• Work to be completed: In full and without alteration, give the listing again.

• Provided material:
+===+

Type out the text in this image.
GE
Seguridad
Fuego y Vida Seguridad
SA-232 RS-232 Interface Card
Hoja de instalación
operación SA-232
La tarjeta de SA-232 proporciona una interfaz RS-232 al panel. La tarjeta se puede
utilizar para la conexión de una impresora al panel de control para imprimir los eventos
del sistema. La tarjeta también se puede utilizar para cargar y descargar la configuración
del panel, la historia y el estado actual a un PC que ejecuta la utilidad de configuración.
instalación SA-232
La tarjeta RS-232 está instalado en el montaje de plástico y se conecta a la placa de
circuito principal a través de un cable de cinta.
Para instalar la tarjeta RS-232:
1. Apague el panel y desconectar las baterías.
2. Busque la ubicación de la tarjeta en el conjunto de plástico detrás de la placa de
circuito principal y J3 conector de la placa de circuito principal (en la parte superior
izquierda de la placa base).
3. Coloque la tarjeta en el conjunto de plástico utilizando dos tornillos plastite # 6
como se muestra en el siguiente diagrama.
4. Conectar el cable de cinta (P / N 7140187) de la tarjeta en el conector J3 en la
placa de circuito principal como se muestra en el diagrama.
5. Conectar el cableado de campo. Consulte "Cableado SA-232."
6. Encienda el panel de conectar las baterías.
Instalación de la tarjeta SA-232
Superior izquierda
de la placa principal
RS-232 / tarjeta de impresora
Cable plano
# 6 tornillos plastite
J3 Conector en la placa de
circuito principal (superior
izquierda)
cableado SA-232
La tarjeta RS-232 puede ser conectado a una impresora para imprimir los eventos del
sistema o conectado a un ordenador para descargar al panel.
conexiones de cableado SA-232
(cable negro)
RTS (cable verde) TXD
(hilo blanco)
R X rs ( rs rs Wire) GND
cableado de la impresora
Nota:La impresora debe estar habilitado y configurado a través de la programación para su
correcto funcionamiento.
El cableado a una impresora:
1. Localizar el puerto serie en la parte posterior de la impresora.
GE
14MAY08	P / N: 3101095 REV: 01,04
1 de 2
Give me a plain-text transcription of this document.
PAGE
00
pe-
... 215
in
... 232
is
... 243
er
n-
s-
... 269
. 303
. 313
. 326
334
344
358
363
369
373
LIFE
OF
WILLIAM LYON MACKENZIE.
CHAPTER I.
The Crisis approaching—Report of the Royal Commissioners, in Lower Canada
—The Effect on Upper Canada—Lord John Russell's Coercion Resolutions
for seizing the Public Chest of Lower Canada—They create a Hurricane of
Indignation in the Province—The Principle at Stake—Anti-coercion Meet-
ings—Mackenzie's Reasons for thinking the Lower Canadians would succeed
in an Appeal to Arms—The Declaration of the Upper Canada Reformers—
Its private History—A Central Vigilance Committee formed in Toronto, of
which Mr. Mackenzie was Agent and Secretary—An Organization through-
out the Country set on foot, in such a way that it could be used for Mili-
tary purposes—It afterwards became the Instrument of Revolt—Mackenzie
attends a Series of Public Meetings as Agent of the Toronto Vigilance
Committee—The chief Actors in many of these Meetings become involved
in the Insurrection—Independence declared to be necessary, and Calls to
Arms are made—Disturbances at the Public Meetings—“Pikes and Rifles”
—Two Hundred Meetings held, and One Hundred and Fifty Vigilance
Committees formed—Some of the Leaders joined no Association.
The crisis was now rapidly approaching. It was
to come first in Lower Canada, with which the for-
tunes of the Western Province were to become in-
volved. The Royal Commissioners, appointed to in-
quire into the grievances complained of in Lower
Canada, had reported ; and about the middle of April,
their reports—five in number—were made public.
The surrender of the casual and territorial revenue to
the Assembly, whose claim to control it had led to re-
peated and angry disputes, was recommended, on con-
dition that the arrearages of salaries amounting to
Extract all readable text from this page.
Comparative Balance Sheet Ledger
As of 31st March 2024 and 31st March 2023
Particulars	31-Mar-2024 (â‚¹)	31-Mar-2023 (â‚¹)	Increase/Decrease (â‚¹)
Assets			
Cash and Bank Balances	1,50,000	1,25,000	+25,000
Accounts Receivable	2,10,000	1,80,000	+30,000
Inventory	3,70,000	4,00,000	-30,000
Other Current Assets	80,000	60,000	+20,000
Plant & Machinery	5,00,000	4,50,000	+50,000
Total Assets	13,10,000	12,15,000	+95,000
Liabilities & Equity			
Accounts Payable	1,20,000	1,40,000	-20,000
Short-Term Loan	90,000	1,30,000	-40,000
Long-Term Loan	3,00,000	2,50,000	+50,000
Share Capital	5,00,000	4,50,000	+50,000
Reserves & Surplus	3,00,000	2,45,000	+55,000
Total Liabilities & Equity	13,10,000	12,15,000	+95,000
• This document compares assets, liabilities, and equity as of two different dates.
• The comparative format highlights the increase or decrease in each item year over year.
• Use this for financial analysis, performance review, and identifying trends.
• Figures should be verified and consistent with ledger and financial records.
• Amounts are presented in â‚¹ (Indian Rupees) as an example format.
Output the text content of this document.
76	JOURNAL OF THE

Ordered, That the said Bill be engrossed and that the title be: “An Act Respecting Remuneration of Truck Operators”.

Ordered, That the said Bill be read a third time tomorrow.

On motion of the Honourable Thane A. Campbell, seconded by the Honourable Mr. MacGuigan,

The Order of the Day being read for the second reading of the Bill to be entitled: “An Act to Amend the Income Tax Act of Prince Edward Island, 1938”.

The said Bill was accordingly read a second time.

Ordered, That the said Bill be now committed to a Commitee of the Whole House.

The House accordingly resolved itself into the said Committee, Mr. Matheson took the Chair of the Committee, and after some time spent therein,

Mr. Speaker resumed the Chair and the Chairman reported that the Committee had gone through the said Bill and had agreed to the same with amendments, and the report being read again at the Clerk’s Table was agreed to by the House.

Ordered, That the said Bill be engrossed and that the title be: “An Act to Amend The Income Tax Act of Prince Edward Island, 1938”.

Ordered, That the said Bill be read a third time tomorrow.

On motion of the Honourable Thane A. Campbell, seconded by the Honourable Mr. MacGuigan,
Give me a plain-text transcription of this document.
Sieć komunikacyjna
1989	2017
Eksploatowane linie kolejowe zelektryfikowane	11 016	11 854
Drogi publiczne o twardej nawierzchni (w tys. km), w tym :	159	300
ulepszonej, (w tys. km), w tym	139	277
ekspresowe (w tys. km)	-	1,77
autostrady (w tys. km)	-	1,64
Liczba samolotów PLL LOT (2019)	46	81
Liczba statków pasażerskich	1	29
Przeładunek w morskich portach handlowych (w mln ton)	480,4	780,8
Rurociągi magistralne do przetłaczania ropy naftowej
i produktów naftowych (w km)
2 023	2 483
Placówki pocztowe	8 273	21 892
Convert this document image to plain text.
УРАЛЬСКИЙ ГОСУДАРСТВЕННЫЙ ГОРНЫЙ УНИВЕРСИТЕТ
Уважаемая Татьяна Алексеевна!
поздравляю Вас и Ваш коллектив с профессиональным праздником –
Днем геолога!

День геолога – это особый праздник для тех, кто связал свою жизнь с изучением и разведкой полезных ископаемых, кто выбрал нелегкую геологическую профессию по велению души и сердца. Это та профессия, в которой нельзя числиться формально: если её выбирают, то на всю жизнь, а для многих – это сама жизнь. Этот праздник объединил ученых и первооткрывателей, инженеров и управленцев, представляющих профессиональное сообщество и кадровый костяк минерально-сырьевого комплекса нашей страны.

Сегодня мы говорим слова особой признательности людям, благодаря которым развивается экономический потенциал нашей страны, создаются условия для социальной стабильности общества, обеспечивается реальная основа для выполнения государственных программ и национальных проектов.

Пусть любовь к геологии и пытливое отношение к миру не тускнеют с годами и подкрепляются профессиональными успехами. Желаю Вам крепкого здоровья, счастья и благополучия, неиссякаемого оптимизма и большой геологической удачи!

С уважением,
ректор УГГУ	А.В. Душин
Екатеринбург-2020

+===+

• Right answer:
Type out the text in this image.
GE
Seguridad
Fuego y Vida Seguridad
SA-232 RS-232 Interface Card
Hoja de instalación
operación SA-232
La tarjeta de SA-232 proporciona una interfaz RS-232 al panel. La tarjeta se puede
utilizar para la conexión de una impresora al panel de control para imprimir los eventos
del sistema. La tarjeta también se puede utilizar para cargar y descargar la configuración
del panel, la historia y el estado actual a un PC que ejecuta la utilidad de configuración.
instalación SA-232
La tarjeta RS-232 está instalado en el montaje de plástico y se conecta a la placa de
circuito principal a través de un cable de cinta.
Para instalar la tarjeta RS-232:
1. Apague el panel y desconectar las baterías.
2. Busque la ubicación de la tarjeta en el conjunto de plástico detrás de la placa de
circuito principal y J3 conector de la placa de circuito principal (en la parte superior
izquierda de la placa base).
3. Coloque la tarjeta en el conjunto de plástico utilizando dos tornillos plastite # 6
como se muestra en el siguiente diagrama.
4. Conectar el cable de cinta (P / N 7140187) de la tarjeta en el conector J3 en la
placa de circuito principal como se muestra en el diagrama.
5. Conectar el cableado de campo. Consulte "Cableado SA-232."
6. Encienda el panel de conectar las baterías.
Instalación de la tarjeta SA-232
Superior izquierda
de la placa principal
RS-232 / tarjeta de impresora
Cable plano
# 6 tornillos plastite
J3 Conector en la placa de
circuito principal (superior
izquierda)
cableado SA-232
La tarjeta RS-232 puede ser conectado a una impresora para imprimir los eventos del
sistema o conectado a un ordenador para descargar al panel.
conexiones de cableado SA-232
(cable negro)
RTS (cable verde) TXD
(hilo blanco)
R X rs ( rs rs Wire) GND
cableado de la impresora
Nota:La impresora debe estar habilitado y configurado a través de la programación para su
correcto funcionamiento.
El cableado a una impresora:
1. Localizar el puerto serie en la parte posterior de la impresora.
GE
14MAY08	P / N: 3101095 REV: 01,04
1 de 2
Give me a plain-text transcription of this document.
PAGE
00
pe-
... 215
in
... 232
is
... 243
er
n-
s-
... 269
. 303
. 313
. 326
334
344
358
363
369
373
LIFE
OF
WILLIAM LYON MACKENZIE.
CHAPTER I.
The Crisis approaching—Report of the Royal Commissioners, in Lower Canada
—The Effect on Upper Canada—Lord John Russell's Coercion Resolutions
for seizing the Public Chest of Lower Canada—They create a Hurricane of
Indignation in the Province—The Principle at Stake—Anti-coercion Meet-
ings—Mackenzie's Reasons for thinking the Lower Canadians would succeed
in an Appeal to Arms—The Declaration of the Upper Canada Reformers—
Its private History—A Central Vigilance Committee formed in Toronto, of
which Mr. Mackenzie was Agent and Secretary—An Organization through-
out the Country set on foot, in such a way that it could be used for Mili-
tary purposes—It afterwards became the Instrument of Revolt—Mackenzie
attends a Series of Public Meetings as Agent of the Toronto Vigilance
Committee—The chief Actors in many of these Meetings become involved
in the Insurrection—Independence declared to be necessary, and Calls to
Arms are made—Disturbances at the Public Meetings—“Pikes and Rifles”
—Two Hundred Meetings held, and One Hundred and Fifty Vigilance
Committees formed—Some of the Leaders joined no Association.
The crisis was now rapidly approaching. It was
to come first in Lower Canada, with which the for-
tunes of the Western Province were to become in-
volved. The Royal Commissioners, appointed to in-
quire into the grievances complained of in Lower
Canada, had reported ; and about the middle of April,
their reports—five in number—were made public.
The surrender of the casual and territorial revenue to
the Assembly, whose claim to control it had led to re-
peated and angry disputes, was recommended, on con-
dition that the arrearages of salaries amounting to
Extract all readable text from this page.
Comparative Balance Sheet Ledger
As of 31st March 2024 and 31st March 2023
Particulars	31-Mar-2024 (â‚¹)	31-Mar-2023 (â‚¹)	Increase/Decrease (â‚¹)
Assets			
Cash and Bank Balances	1,50,000	1,25,000	+25,000
Accounts Receivable	2,10,000	1,80,000	+30,000
Inventory	3,70,000	4,00,000	-30,000
Other Current Assets	80,000	60,000	+20,000
Plant & Machinery	5,00,000	4,50,000	+50,000
Total Assets	13,10,000	12,15,000	+95,000
Liabilities & Equity			
Accounts Payable	1,20,000	1,40,000	-20,000
Short-Term Loan	90,000	1,30,000	-40,000
Long-Term Loan	3,00,000	2,50,000	+50,000
Share Capital	5,00,000	4,50,000	+50,000
Reserves & Surplus	3,00,000	2,45,000	+55,000
Total Liabilities & Equity	13,10,000	12,15,000	+95,000
• This document compares assets, liabilities, and equity as of two different dates.
• The comparative format highlights the increase or decrease in each item year over year.
• Use this for financial analysis, performance review, and identifying trends.
• Figures should be verified and consistent with ledger and financial records.
• Amounts are presented in â‚¹ (Indian Rupees) as an example format.
Output the text content of this document.
76	JOURNAL OF THE

Ordered, That the said Bill be engrossed and that the title be: “An Act Respecting Remuneration of Truck Operators”.

Ordered, That the said Bill be read a third time tomorrow.

On motion of the Honourable Thane A. Campbell, seconded by the Honourable Mr. MacGuigan,

The Order of the Day being read for the second reading of the Bill to be entitled: “An Act to Amend the Income Tax Act of Prince Edward Island, 1938”.

The said Bill was accordingly read a second time.

Ordered, That the said Bill be now committed to a Commitee of the Whole House.

The House accordingly resolved itself into the said Committee, Mr. Matheson took the Chair of the Committee, and after some time spent therein,

Mr. Speaker resumed the Chair and the Chairman reported that the Committee had gone through the said Bill and had agreed to the same with amendments, and the report being read again at the Clerk’s Table was agreed to by the House.

Ordered, That the said Bill be engrossed and that the title be: “An Act to Amend The Income Tax Act of Prince Edward Island, 1938”.

Ordered, That the said Bill be read a third time tomorrow.

On motion of the Honourable Thane A. Campbell, seconded by the Honourable Mr. MacGuigan,
Give me a plain-text transcription of this document.
Sieć komunikacyjna
1989	2017
Eksploatowane linie kolejowe zelektryfikowane	11 016	11 854
Drogi publiczne o twardej nawierzchni (w tys. km), w tym :	159	300
ulepszonej, (w tys. km), w tym	139	277
ekspresowe (w tys. km)	-	1,77
autostrady (w tys. km)	-	1,64
Liczba samolotów PLL LOT (2019)	46	81
Liczba statków pasażerskich	1	29
Przeładunek w morskich portach handlowych (w mln ton)	480,4	780,8
Rurociągi magistralne do przetłaczania ropy naftowej
i produktów naftowych (w km)
2 023	2 483
Placówki pocztowe	8 273	21 892
Convert this document image to plain text.
УРАЛЬСКИЙ ГОСУДАРСТВЕННЫЙ ГОРНЫЙ УНИВЕРСИТЕТ
Уважаемая Татьяна Алексеевна!
поздравляю Вас и Ваш коллектив с профессиональным праздником –
Днем геолога!

День геолога – это особый праздник для тех, кто связал свою жизнь с изучением и разведкой полезных ископаемых, кто выбрал нелегкую геологическую профессию по велению души и сердца. Это та профессия, в которой нельзя числиться формально: если её выбирают, то на всю жизнь, а для многих – это сама жизнь. Этот праздник объединил ученых и первооткрывателей, инженеров и управленцев, представляющих профессиональное сообщество и кадровый костяк минерально-сырьевого комплекса нашей страны.

Сегодня мы говорим слова особой признательности людям, благодаря которым развивается экономический потенциал нашей страны, создаются условия для социальной стабильности общества, обеспечивается реальная основа для выполнения государственных программ и национальных проектов.

Пусть любовь к геологии и пытливое отношение к миру не тускнеют с годами и подкрепляются профессиональными успехами. Желаю Вам крепкого здоровья, счастья и благополучия, неиссякаемого оптимизма и большой геологической удачи!

С уважением,
ректор УГГУ	А.В. Душин
Екатеринбург-2020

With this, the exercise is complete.